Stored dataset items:
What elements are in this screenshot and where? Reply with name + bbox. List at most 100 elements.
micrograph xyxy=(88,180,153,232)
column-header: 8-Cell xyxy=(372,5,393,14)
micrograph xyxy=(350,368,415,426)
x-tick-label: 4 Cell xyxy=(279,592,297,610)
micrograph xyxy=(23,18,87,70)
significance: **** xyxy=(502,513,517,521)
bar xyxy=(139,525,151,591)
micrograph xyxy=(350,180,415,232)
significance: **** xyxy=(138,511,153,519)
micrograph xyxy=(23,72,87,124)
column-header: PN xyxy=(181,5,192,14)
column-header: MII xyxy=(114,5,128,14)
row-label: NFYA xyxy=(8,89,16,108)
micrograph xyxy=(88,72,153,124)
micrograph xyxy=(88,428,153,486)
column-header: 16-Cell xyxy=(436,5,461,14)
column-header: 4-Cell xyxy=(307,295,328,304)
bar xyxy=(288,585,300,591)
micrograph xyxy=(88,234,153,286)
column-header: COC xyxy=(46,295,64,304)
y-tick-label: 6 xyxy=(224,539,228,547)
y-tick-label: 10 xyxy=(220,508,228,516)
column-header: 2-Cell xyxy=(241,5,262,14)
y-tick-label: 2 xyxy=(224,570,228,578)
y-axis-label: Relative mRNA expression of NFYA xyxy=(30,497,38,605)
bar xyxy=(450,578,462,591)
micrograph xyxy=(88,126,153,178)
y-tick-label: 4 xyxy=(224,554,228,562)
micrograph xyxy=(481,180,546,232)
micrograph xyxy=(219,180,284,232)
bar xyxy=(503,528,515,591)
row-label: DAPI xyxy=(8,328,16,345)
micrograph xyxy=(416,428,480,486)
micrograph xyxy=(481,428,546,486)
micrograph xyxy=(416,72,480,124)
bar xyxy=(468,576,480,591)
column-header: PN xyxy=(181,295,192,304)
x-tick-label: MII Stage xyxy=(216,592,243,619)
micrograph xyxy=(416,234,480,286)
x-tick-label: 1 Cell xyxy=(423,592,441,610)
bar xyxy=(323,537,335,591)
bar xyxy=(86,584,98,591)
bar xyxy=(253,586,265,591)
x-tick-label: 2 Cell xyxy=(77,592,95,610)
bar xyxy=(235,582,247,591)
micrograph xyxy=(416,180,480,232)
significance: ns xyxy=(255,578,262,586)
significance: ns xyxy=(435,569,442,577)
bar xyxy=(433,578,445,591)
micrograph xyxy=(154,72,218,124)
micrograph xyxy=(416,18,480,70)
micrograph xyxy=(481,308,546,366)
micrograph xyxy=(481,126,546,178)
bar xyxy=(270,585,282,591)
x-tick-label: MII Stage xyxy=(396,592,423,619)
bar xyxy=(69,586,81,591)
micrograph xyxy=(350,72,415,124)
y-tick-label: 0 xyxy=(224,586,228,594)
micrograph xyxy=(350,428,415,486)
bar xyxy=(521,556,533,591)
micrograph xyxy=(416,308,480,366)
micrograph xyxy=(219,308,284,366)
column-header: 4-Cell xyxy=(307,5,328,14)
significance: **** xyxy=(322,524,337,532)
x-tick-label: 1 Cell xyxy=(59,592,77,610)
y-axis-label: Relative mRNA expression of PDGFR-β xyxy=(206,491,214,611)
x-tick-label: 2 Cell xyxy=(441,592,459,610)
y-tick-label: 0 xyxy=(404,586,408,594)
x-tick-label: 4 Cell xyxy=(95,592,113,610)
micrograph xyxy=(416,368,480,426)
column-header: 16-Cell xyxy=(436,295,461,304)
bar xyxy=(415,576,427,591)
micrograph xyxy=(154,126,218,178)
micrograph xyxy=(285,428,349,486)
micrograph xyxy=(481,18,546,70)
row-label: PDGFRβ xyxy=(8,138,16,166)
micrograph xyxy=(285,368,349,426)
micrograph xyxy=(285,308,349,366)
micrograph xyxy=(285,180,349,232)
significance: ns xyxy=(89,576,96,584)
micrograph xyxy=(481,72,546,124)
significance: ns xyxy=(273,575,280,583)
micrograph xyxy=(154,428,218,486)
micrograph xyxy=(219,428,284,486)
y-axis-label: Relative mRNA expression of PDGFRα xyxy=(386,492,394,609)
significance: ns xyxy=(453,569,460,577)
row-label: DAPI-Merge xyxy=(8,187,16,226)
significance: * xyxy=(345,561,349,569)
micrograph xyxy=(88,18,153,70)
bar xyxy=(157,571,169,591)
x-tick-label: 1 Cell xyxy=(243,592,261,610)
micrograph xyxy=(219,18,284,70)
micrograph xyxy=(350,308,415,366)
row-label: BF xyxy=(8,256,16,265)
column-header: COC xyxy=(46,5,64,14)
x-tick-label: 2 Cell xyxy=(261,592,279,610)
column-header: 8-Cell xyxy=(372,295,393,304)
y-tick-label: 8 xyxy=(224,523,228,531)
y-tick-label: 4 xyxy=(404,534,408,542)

WORK REQUIRED: Every line above that holds the string "column" should be returned.

THE COMPLETED TASK:
column-header: 8-Cell xyxy=(372,5,393,14)
column-header: PN xyxy=(181,5,192,14)
column-header: MII xyxy=(114,5,128,14)
column-header: 16-Cell xyxy=(436,5,461,14)
column-header: 4-Cell xyxy=(307,295,328,304)
column-header: COC xyxy=(46,295,64,304)
column-header: 2-Cell xyxy=(241,5,262,14)
column-header: PN xyxy=(181,295,192,304)
column-header: 4-Cell xyxy=(307,5,328,14)
column-header: 16-Cell xyxy=(436,295,461,304)
column-header: COC xyxy=(46,5,64,14)
column-header: 8-Cell xyxy=(372,295,393,304)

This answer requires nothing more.